> DATASET ROWS:
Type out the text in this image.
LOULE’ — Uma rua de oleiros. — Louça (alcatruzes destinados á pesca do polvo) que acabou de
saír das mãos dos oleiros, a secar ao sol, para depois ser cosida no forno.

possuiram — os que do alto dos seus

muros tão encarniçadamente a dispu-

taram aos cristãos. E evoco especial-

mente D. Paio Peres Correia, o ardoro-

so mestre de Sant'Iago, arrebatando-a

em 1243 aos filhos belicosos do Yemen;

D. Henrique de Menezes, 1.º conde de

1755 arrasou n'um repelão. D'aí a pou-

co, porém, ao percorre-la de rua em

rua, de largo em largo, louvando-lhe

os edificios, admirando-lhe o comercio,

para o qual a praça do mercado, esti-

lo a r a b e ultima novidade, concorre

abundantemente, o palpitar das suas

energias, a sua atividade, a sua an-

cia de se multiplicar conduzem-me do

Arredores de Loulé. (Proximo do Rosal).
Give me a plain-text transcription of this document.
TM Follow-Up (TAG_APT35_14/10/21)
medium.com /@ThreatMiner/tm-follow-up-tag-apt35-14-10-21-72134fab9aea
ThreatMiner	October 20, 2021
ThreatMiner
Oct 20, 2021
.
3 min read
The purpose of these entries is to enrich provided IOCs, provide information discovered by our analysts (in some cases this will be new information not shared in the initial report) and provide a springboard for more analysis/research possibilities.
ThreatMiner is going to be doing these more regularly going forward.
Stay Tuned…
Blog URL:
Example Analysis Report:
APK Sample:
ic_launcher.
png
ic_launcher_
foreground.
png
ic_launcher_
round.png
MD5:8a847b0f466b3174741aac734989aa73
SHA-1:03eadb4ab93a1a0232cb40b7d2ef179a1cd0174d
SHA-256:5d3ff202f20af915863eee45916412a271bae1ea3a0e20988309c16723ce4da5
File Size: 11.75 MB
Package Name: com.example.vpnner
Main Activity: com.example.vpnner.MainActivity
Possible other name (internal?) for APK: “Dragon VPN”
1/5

> INSTRUCTION: Copy out every line of the data above, exactly as given.

> RESULT OF THIS TASK:
Type out the text in this image.
LOULE’ — Uma rua de oleiros. — Louça (alcatruzes destinados á pesca do polvo) que acabou de
saír das mãos dos oleiros, a secar ao sol, para depois ser cosida no forno.

possuiram — os que do alto dos seus

muros tão encarniçadamente a dispu-

taram aos cristãos. E evoco especial-

mente D. Paio Peres Correia, o ardoro-

so mestre de Sant'Iago, arrebatando-a

em 1243 aos filhos belicosos do Yemen;

D. Henrique de Menezes, 1.º conde de

1755 arrasou n'um repelão. D'aí a pou-

co, porém, ao percorre-la de rua em

rua, de largo em largo, louvando-lhe

os edificios, admirando-lhe o comercio,

para o qual a praça do mercado, esti-

lo a r a b e ultima novidade, concorre

abundantemente, o palpitar das suas

energias, a sua atividade, a sua an-

cia de se multiplicar conduzem-me do

Arredores de Loulé. (Proximo do Rosal).
Give me a plain-text transcription of this document.
TM Follow-Up (TAG_APT35_14/10/21)
medium.com /@ThreatMiner/tm-follow-up-tag-apt35-14-10-21-72134fab9aea
ThreatMiner	October 20, 2021
ThreatMiner
Oct 20, 2021
.
3 min read
The purpose of these entries is to enrich provided IOCs, provide information discovered by our analysts (in some cases this will be new information not shared in the initial report) and provide a springboard for more analysis/research possibilities.
ThreatMiner is going to be doing these more regularly going forward.
Stay Tuned…
Blog URL:
Example Analysis Report:
APK Sample:
ic_launcher.
png
ic_launcher_
foreground.
png
ic_launcher_
round.png
MD5:8a847b0f466b3174741aac734989aa73
SHA-1:03eadb4ab93a1a0232cb40b7d2ef179a1cd0174d
SHA-256:5d3ff202f20af915863eee45916412a271bae1ea3a0e20988309c16723ce4da5
File Size: 11.75 MB
Package Name: com.example.vpnner
Main Activity: com.example.vpnner.MainActivity
Possible other name (internal?) for APK: “Dragon VPN”
1/5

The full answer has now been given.